### [Requirement]
Print every record below exactly as written.

(Data items)
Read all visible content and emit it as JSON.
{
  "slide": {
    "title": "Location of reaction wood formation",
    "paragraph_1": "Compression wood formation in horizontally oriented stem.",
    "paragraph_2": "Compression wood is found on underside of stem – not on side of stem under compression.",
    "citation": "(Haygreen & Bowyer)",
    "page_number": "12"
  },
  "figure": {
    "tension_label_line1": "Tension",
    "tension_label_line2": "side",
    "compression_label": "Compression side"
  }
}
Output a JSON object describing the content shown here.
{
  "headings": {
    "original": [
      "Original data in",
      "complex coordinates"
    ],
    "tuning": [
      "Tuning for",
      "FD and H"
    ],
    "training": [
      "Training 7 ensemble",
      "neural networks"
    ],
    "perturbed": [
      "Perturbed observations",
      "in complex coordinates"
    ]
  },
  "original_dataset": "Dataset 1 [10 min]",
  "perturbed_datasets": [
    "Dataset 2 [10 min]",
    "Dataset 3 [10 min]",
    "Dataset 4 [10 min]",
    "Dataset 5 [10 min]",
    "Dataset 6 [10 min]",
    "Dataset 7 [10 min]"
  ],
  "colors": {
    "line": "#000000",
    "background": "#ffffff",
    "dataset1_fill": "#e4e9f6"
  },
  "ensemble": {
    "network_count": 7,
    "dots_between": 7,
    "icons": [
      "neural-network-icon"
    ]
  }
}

### [Complete response]
Read all visible content and emit it as JSON.
{
  "slide": {
    "title": "Location of reaction wood formation",
    "paragraph_1": "Compression wood formation in horizontally oriented stem.",
    "paragraph_2": "Compression wood is found on underside of stem – not on side of stem under compression.",
    "citation": "(Haygreen & Bowyer)",
    "page_number": "12"
  },
  "figure": {
    "tension_label_line1": "Tension",
    "tension_label_line2": "side",
    "compression_label": "Compression side"
  }
}
Output a JSON object describing the content shown here.
{
  "headings": {
    "original": [
      "Original data in",
      "complex coordinates"
    ],
    "tuning": [
      "Tuning for",
      "FD and H"
    ],
    "training": [
      "Training 7 ensemble",
      "neural networks"
    ],
    "perturbed": [
      "Perturbed observations",
      "in complex coordinates"
    ]
  },
  "original_dataset": "Dataset 1 [10 min]",
  "perturbed_datasets": [
    "Dataset 2 [10 min]",
    "Dataset 3 [10 min]",
    "Dataset 4 [10 min]",
    "Dataset 5 [10 min]",
    "Dataset 6 [10 min]",
    "Dataset 7 [10 min]"
  ],
  "colors": {
    "line": "#000000",
    "background": "#ffffff",
    "dataset1_fill": "#e4e9f6"
  },
  "ensemble": {
    "network_count": 7,
    "dots_between": 7,
    "icons": [
      "neural-network-icon"
    ]
  }
}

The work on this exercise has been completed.